### SET EXERCISE:
Gather every line from the entries below that includes "this".
▼
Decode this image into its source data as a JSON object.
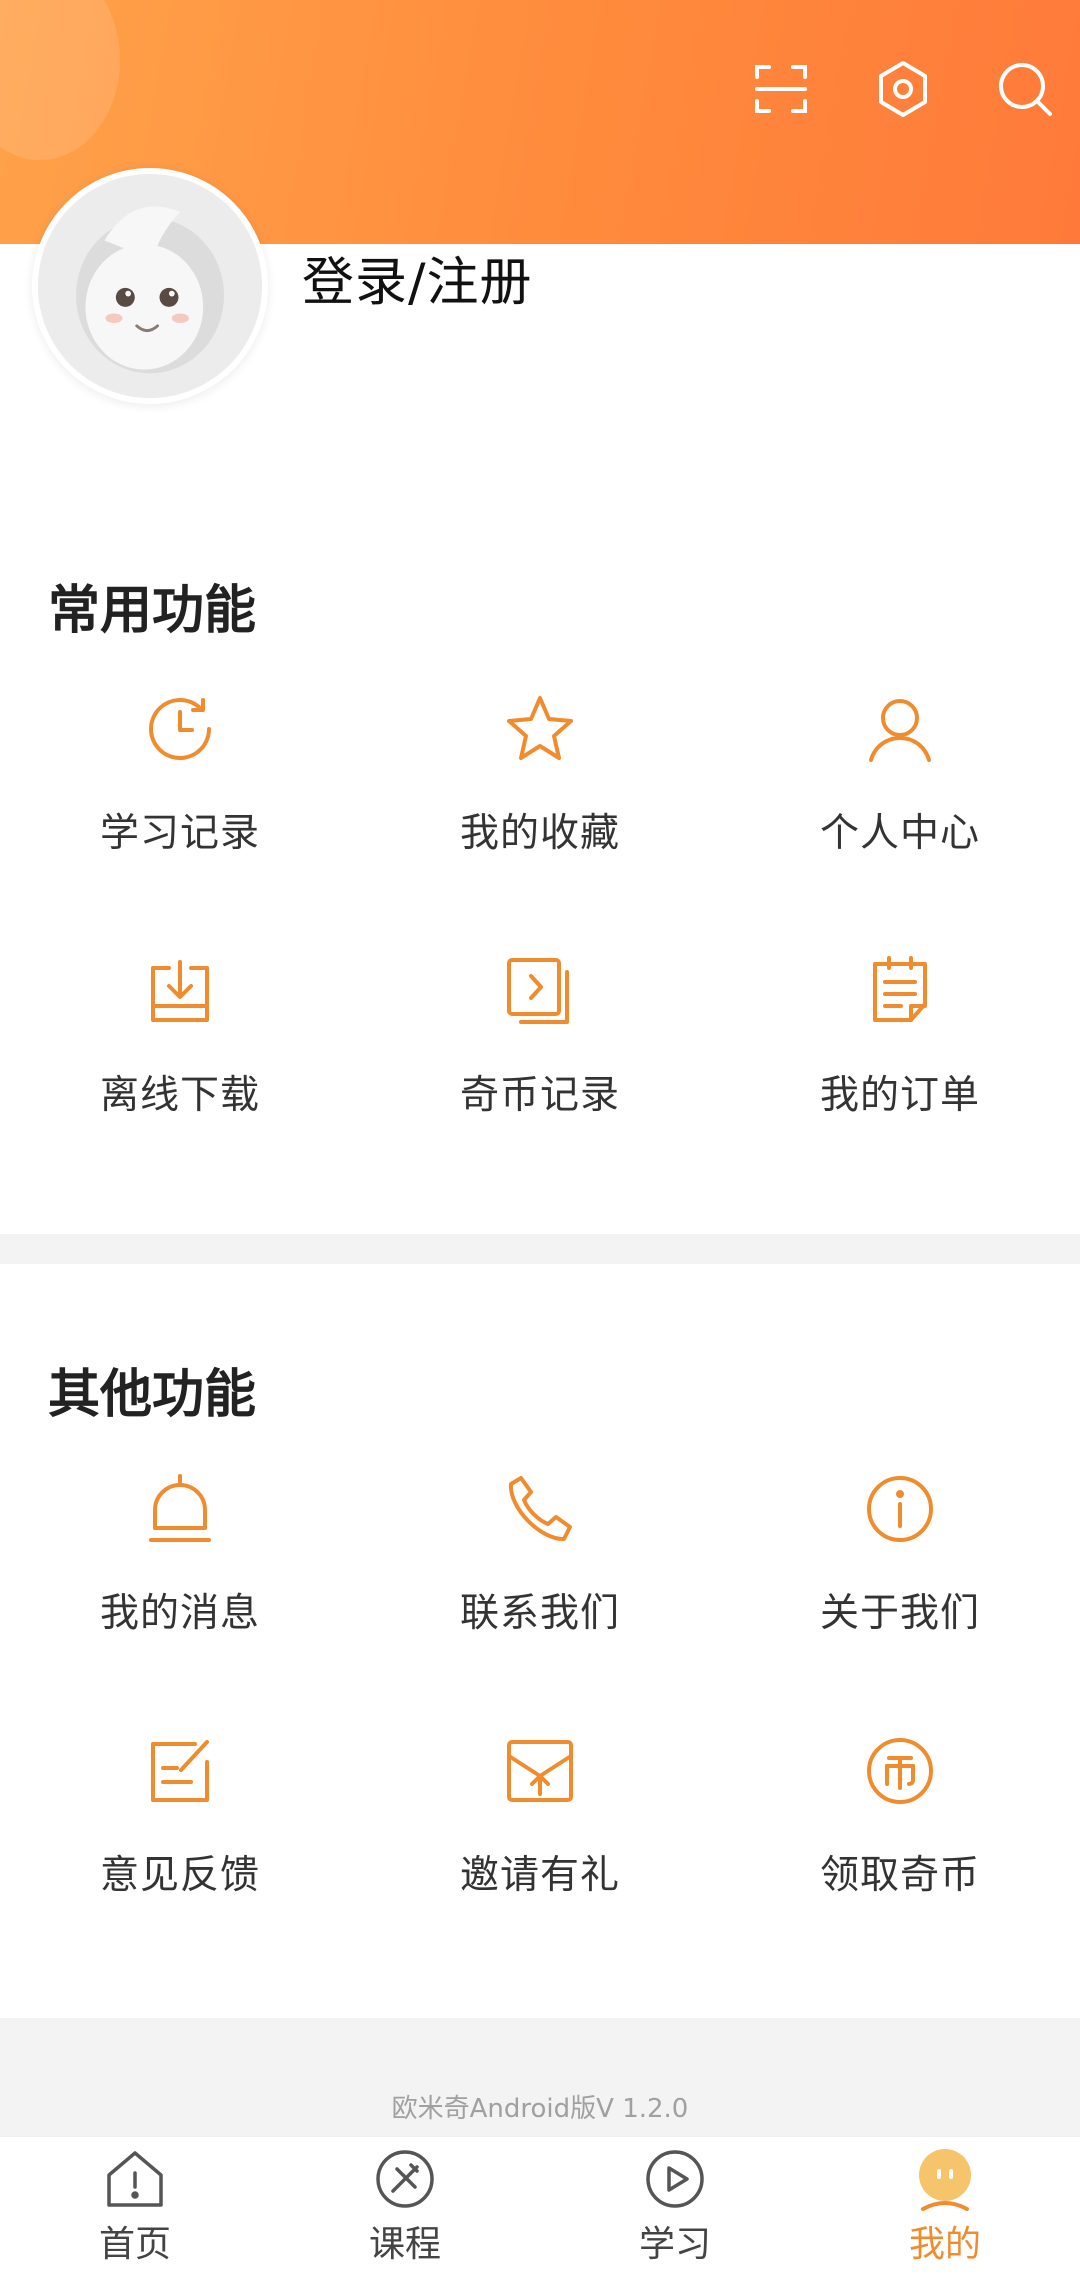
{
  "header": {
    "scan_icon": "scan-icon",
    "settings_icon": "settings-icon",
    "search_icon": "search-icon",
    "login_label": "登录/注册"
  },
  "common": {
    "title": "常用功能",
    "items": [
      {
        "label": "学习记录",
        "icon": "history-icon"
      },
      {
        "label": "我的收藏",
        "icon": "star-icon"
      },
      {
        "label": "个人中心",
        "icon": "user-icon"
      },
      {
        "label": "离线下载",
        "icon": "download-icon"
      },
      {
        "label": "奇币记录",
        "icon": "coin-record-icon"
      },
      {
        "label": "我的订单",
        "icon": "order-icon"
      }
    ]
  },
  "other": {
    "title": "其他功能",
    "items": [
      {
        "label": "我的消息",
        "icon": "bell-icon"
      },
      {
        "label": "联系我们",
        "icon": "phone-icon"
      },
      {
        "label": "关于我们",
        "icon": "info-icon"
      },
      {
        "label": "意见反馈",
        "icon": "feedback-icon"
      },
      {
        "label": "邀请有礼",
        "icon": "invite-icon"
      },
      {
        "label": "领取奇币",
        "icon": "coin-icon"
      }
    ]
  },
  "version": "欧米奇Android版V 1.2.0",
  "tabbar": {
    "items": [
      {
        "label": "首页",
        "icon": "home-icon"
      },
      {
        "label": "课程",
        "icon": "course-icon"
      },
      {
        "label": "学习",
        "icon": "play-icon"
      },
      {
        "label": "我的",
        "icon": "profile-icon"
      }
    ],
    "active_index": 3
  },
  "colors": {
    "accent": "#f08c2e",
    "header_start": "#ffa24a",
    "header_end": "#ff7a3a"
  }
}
▲
▼
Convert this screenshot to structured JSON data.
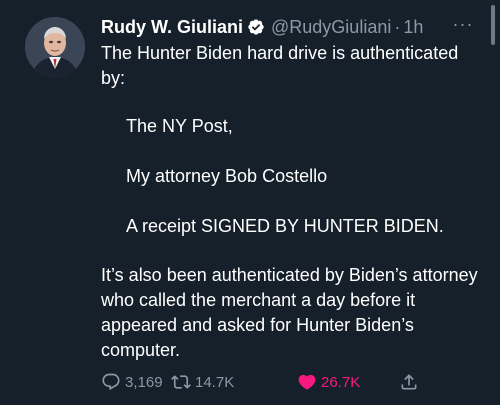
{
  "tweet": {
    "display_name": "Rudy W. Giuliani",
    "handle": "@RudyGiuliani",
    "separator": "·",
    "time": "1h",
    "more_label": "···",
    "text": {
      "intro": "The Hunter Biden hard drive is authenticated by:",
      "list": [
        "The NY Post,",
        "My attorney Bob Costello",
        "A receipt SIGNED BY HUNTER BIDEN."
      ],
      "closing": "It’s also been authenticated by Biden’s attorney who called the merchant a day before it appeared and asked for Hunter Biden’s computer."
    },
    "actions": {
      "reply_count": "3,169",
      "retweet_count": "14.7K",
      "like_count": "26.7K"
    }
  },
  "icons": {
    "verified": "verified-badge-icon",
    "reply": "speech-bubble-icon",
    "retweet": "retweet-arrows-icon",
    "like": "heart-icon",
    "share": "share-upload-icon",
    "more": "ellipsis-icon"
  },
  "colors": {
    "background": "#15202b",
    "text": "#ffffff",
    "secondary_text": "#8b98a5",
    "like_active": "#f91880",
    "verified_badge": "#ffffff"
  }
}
▲
▼
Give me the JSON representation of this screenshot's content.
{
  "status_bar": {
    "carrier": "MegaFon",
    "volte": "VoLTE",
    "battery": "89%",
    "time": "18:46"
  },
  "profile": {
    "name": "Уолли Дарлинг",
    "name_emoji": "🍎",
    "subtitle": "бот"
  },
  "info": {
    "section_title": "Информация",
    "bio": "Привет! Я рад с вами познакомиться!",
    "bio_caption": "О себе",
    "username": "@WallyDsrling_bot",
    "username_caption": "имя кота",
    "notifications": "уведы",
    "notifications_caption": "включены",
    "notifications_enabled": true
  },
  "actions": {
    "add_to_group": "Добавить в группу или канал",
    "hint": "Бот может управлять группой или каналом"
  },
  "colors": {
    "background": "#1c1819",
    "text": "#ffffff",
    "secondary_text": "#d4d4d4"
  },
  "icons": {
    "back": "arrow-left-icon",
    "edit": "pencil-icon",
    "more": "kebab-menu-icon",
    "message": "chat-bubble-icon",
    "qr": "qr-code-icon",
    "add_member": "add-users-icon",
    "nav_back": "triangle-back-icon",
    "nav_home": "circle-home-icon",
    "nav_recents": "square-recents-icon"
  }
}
▲
### COMPLETED EXERCISE:
Decode this image into its source data as a JSON object.
Convert this screenshot to structured JSON data.
Give me the JSON representation of this screenshot's content.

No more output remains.